_PROBLEM DETAILS_
Tally the lines below that contain "color". The number is the whole answer.

Stored data:

▼▼▼

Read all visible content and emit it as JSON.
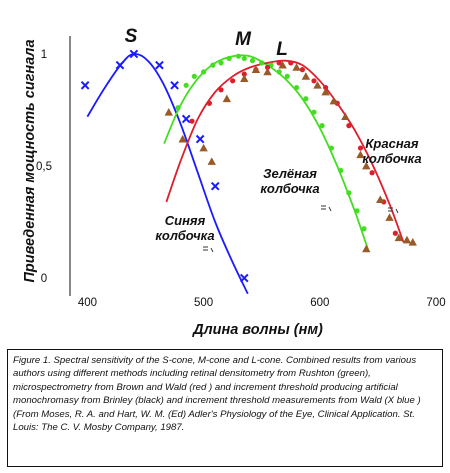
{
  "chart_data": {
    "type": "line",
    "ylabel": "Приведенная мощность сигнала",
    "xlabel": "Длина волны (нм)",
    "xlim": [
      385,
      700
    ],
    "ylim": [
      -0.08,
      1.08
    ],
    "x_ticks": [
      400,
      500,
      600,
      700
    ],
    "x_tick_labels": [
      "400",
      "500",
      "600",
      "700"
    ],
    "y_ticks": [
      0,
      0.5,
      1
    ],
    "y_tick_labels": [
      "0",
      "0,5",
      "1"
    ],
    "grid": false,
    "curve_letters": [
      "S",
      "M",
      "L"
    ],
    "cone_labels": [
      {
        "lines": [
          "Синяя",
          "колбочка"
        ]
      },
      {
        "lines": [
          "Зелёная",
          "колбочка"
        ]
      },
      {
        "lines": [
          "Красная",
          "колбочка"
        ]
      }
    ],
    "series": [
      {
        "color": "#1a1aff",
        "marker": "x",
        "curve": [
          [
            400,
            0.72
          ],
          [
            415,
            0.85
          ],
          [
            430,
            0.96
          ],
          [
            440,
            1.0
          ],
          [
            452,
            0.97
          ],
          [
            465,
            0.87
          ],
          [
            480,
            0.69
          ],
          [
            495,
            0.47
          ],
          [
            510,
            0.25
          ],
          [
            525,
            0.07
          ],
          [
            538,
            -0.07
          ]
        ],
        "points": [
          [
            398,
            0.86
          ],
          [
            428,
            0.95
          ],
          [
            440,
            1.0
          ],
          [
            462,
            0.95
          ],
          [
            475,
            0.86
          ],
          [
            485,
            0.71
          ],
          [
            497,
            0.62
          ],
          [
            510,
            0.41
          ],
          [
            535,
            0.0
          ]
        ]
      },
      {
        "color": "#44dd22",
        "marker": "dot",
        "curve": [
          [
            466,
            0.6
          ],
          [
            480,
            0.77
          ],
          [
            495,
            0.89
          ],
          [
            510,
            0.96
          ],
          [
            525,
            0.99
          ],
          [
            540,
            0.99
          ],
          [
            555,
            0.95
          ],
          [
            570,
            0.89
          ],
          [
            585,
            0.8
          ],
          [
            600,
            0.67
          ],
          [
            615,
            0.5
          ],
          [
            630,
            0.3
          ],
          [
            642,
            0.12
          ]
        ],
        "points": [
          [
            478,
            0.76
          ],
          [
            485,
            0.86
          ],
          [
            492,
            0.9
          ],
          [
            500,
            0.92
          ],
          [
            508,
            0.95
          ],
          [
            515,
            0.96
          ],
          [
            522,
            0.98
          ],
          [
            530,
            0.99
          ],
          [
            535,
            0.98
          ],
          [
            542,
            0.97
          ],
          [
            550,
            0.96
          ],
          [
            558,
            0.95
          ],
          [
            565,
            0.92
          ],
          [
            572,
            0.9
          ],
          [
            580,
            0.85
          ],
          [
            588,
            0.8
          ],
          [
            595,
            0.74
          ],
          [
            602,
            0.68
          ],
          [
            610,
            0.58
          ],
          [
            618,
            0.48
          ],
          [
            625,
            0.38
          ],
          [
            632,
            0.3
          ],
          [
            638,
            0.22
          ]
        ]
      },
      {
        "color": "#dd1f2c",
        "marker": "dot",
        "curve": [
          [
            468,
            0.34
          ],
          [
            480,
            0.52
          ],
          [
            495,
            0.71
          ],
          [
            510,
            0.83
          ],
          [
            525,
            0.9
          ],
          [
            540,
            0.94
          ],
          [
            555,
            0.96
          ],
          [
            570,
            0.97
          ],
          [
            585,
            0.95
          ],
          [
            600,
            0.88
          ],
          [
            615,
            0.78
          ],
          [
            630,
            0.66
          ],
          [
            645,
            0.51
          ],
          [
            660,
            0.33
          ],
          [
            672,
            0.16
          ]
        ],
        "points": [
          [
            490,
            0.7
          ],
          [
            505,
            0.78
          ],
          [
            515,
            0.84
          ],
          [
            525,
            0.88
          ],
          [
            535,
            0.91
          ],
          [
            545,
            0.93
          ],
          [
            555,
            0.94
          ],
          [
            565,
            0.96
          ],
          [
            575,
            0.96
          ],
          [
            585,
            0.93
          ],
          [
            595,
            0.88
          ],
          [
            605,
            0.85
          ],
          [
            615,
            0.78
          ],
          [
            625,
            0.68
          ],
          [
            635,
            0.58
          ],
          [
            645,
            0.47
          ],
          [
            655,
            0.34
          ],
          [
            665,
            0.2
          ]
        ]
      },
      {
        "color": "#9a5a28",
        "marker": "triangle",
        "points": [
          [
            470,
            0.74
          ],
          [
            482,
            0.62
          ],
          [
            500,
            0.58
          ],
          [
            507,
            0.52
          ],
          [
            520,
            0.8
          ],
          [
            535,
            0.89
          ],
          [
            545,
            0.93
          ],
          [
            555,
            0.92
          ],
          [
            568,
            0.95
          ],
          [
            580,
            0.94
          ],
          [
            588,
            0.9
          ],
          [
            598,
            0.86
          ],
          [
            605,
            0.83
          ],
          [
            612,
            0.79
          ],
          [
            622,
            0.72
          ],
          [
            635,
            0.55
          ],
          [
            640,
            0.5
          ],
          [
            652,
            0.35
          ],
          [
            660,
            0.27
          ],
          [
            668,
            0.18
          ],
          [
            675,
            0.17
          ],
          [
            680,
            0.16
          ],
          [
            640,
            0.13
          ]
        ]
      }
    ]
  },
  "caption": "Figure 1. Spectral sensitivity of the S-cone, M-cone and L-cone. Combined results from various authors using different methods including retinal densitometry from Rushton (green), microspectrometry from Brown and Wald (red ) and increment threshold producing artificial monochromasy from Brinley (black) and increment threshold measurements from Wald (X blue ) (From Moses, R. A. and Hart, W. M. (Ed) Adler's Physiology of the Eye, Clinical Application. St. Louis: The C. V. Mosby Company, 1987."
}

▲▲▲

_REPLY_
4